- **Work to complete**
Skip the images and return the records below exactly.

Collected data entries
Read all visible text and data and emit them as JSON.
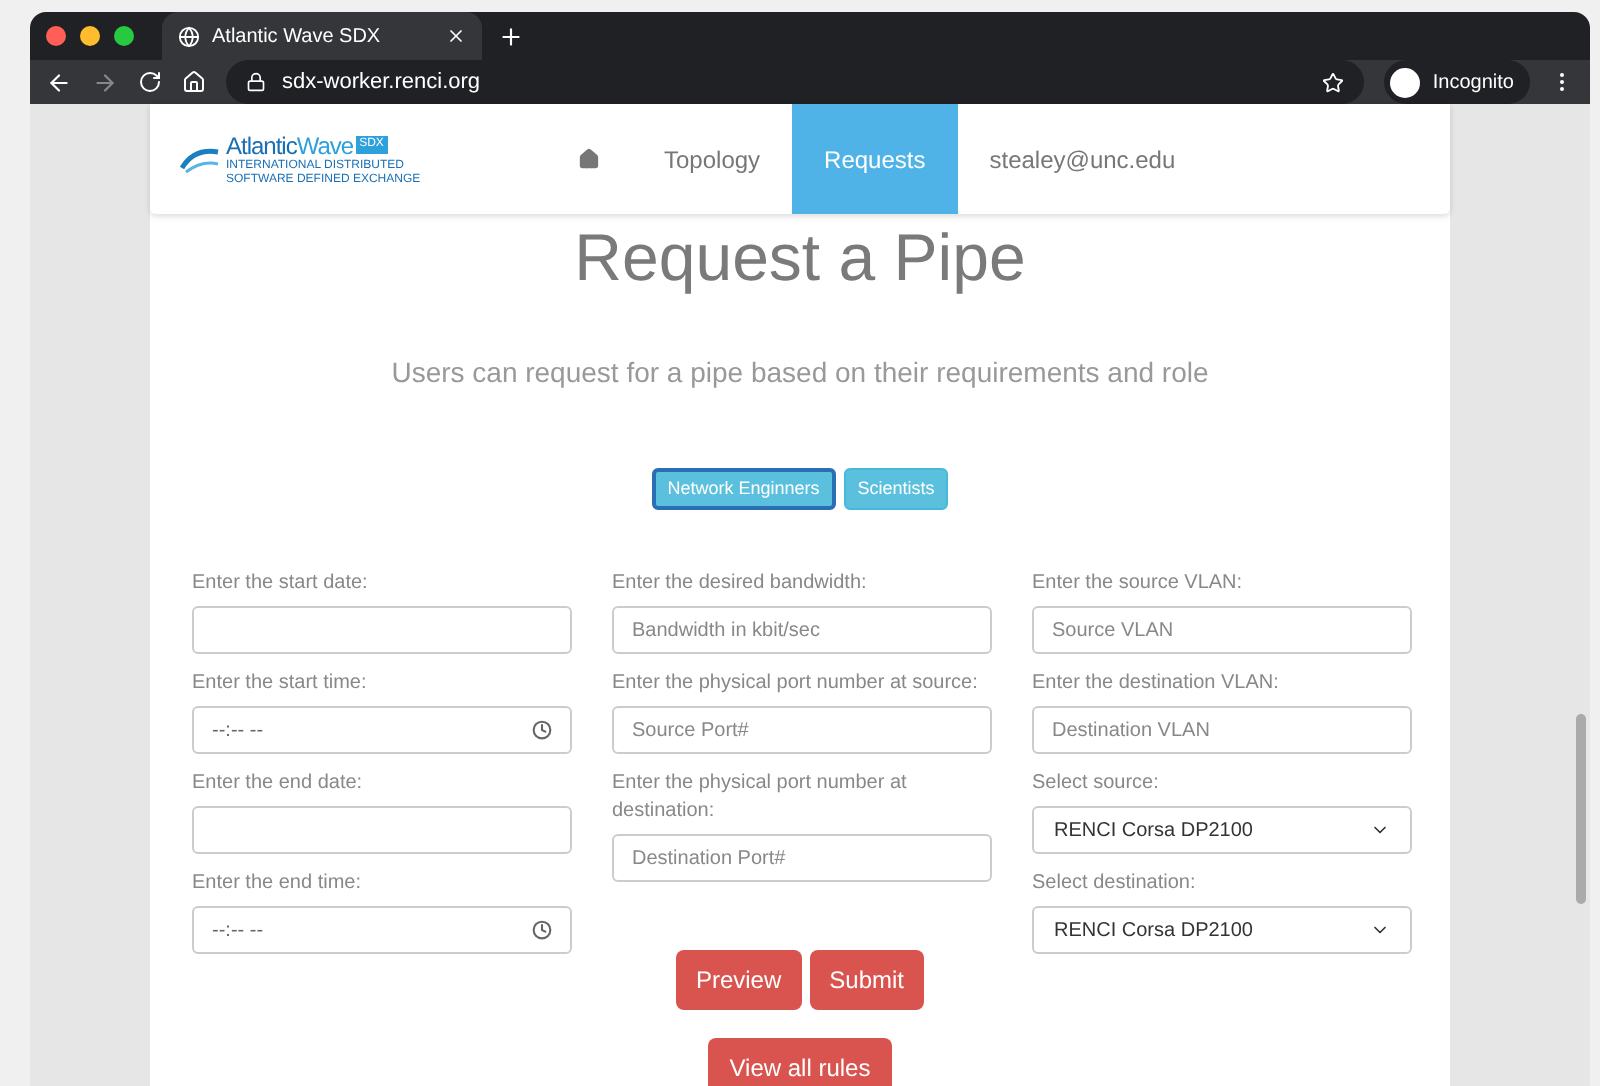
{
  "browser": {
    "tab_title": "Atlantic Wave SDX",
    "url": "sdx-worker.renci.org",
    "profile": "Incognito"
  },
  "logo": {
    "name_first": "Atlantic",
    "name_second": "Wave",
    "badge": "SDX",
    "tagline": "INTERNATIONAL DISTRIBUTED SOFTWARE DEFINED EXCHANGE"
  },
  "nav": [
    {
      "kind": "home",
      "selected": false
    },
    {
      "kind": "text",
      "label": "Topology",
      "selected": false
    },
    {
      "kind": "text",
      "label": "Requests",
      "selected": true
    },
    {
      "kind": "text",
      "label": "stealey@unc.edu",
      "selected": false
    }
  ],
  "title": "Request a Pipe",
  "subtitle": "Users can request for a pipe based on their requirements and role",
  "roles": [
    {
      "label": "Network Enginners",
      "selected": true
    },
    {
      "label": "Scientists",
      "selected": false
    }
  ],
  "form_columns": [
    [
      {
        "label": "Enter the start date:",
        "kind": "text"
      },
      {
        "label": "Enter the start time:",
        "kind": "time",
        "value": "--:-- --"
      },
      {
        "label": "Enter the end date:",
        "kind": "text"
      },
      {
        "label": "Enter the end time:",
        "kind": "time",
        "value": "--:-- --"
      }
    ],
    [
      {
        "label": "Enter the desired bandwidth:",
        "kind": "text",
        "placeholder": "Bandwidth in kbit/sec"
      },
      {
        "label": "Enter the physical port number at source:",
        "kind": "text",
        "placeholder": "Source Port#"
      },
      {
        "label": "Enter the physical port number at destination:",
        "kind": "text",
        "placeholder": "Destination Port#"
      }
    ],
    [
      {
        "label": "Enter the source VLAN:",
        "kind": "text",
        "placeholder": "Source VLAN"
      },
      {
        "label": "Enter the destination VLAN:",
        "kind": "text",
        "placeholder": "Destination VLAN"
      },
      {
        "label": "Select source:",
        "kind": "select",
        "value": "RENCI Corsa DP2100"
      },
      {
        "label": "Select destination:",
        "kind": "select",
        "value": "RENCI Corsa DP2100"
      }
    ]
  ],
  "actions": [
    "Preview",
    "Submit"
  ],
  "view_rules": "View all rules"
}
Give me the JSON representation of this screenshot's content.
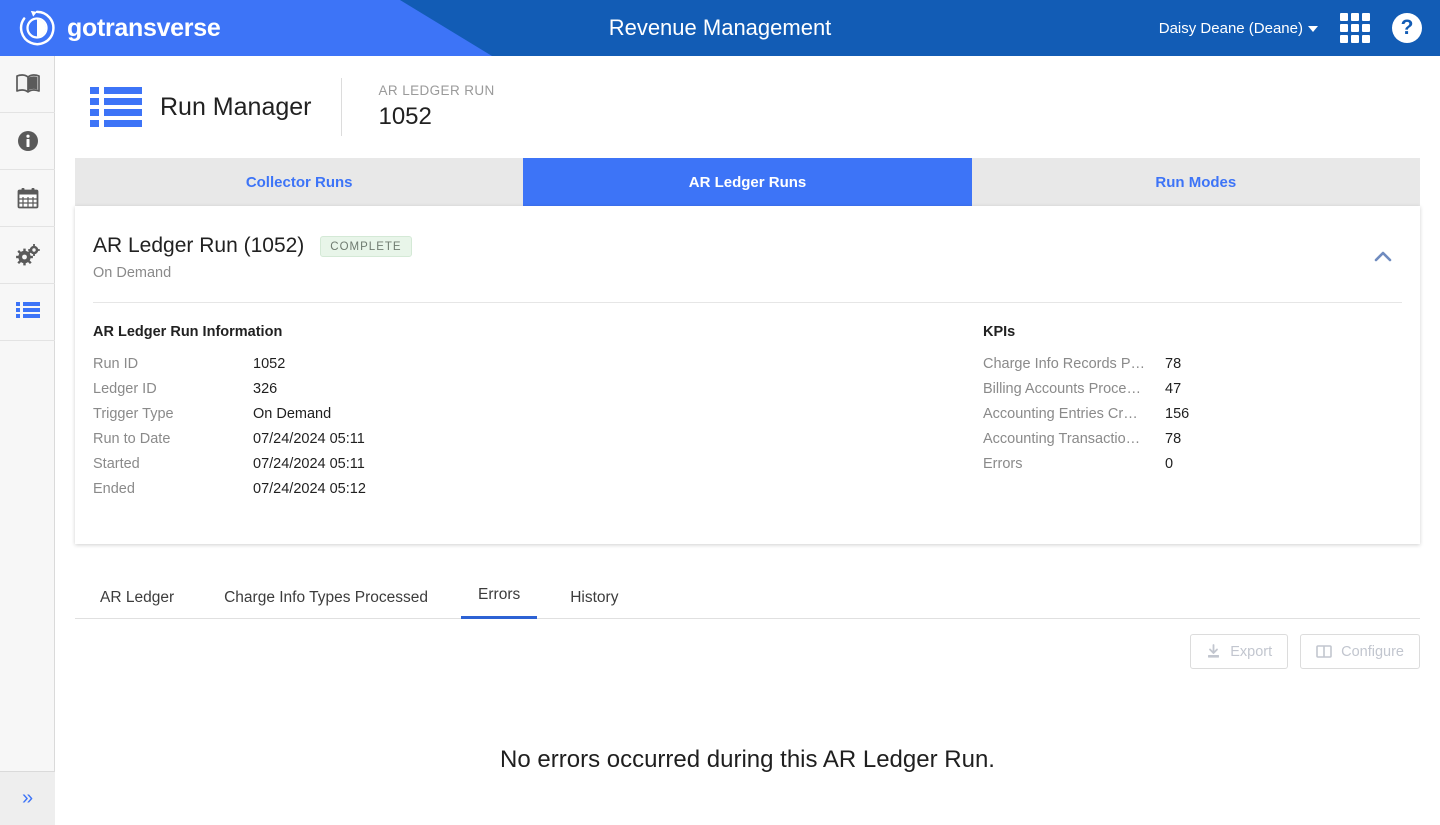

- **Written answer**
Read all visible text and data and emit them as JSON.
{
  "browser": {
    "tab_title": "Atlantic Wave SDX",
    "url": "sdx-worker.renci.org",
    "profile": "Incognito"
  },
  "logo": {
    "name_first": "Atlantic",
    "name_second": "Wave",
    "badge": "SDX",
    "tagline": "INTERNATIONAL DISTRIBUTED SOFTWARE DEFINED EXCHANGE"
  },
  "nav": [
    {
      "kind": "home",
      "selected": false
    },
    {
      "kind": "text",
      "label": "Topology",
      "selected": false
    },
    {
      "kind": "text",
      "label": "Requests",
      "selected": true
    },
    {
      "kind": "text",
      "label": "stealey@unc.edu",
      "selected": false
    }
  ],
  "title": "Request a Pipe",
  "subtitle": "Users can request for a pipe based on their requirements and role",
  "roles": [
    {
      "label": "Network Enginners",
      "selected": true
    },
    {
      "label": "Scientists",
      "selected": false
    }
  ],
  "form_columns": [
    [
      {
        "label": "Enter the start date:",
        "kind": "text"
      },
      {
        "label": "Enter the start time:",
        "kind": "time",
        "value": "--:-- --"
      },
      {
        "label": "Enter the end date:",
        "kind": "text"
      },
      {
        "label": "Enter the end time:",
        "kind": "time",
        "value": "--:-- --"
      }
    ],
    [
      {
        "label": "Enter the desired bandwidth:",
        "kind": "text",
        "placeholder": "Bandwidth in kbit/sec"
      },
      {
        "label": "Enter the physical port number at source:",
        "kind": "text",
        "placeholder": "Source Port#"
      },
      {
        "label": "Enter the physical port number at destination:",
        "kind": "text",
        "placeholder": "Destination Port#"
      }
    ],
    [
      {
        "label": "Enter the source VLAN:",
        "kind": "text",
        "placeholder": "Source VLAN"
      },
      {
        "label": "Enter the destination VLAN:",
        "kind": "text",
        "placeholder": "Destination VLAN"
      },
      {
        "label": "Select source:",
        "kind": "select",
        "value": "RENCI Corsa DP2100"
      },
      {
        "label": "Select destination:",
        "kind": "select",
        "value": "RENCI Corsa DP2100"
      }
    ]
  ],
  "actions": [
    "Preview",
    "Submit"
  ],
  "view_rules": "View all rules"
}
Give me the JSON representation of this screenshot's content.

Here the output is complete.